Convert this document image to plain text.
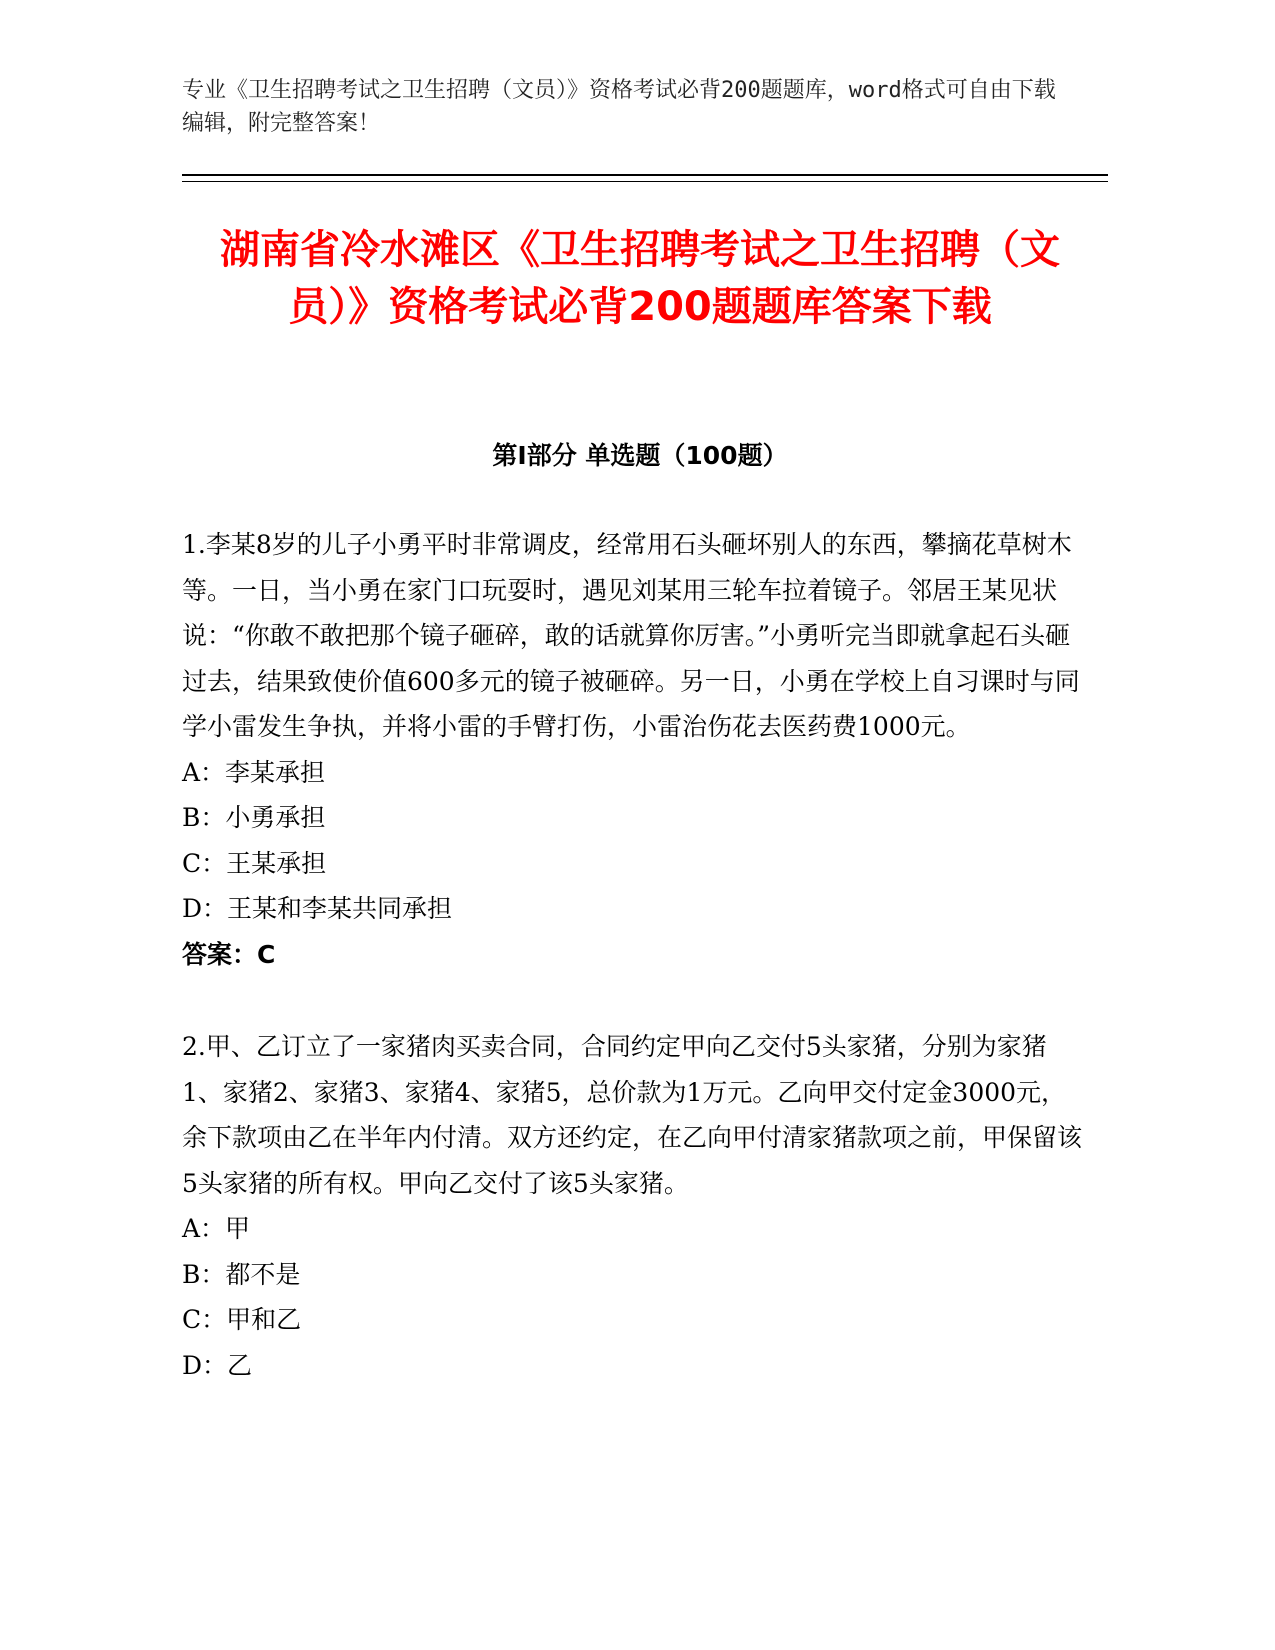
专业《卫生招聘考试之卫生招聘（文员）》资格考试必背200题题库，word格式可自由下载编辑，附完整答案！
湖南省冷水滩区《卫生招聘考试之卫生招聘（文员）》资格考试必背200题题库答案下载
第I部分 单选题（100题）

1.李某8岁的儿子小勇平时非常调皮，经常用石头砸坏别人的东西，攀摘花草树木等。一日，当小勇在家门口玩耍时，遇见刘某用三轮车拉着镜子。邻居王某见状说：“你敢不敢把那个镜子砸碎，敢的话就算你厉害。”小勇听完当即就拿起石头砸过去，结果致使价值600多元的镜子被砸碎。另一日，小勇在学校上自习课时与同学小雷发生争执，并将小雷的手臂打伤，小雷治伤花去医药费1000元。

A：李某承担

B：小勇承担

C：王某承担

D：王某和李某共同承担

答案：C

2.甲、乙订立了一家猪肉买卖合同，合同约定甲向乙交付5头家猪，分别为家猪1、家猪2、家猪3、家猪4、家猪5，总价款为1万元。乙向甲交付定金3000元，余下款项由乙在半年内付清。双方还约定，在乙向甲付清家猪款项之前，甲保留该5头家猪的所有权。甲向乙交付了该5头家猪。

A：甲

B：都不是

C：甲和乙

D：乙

☆ ☆ ☆ ☆ ☆ ☆ ☆

What you are asked to do: Look through the data above. Copy every line with the string "卫生招聘考试之卫生招聘" in it.

Expected output:
专业《卫生招聘考试之卫生招聘（文员）》资格考试必背200题题库，word格式可自由下载编辑，附完整答案！
湖南省冷水滩区《卫生招聘考试之卫生招聘（文员）》资格考试必背200题题库答案下载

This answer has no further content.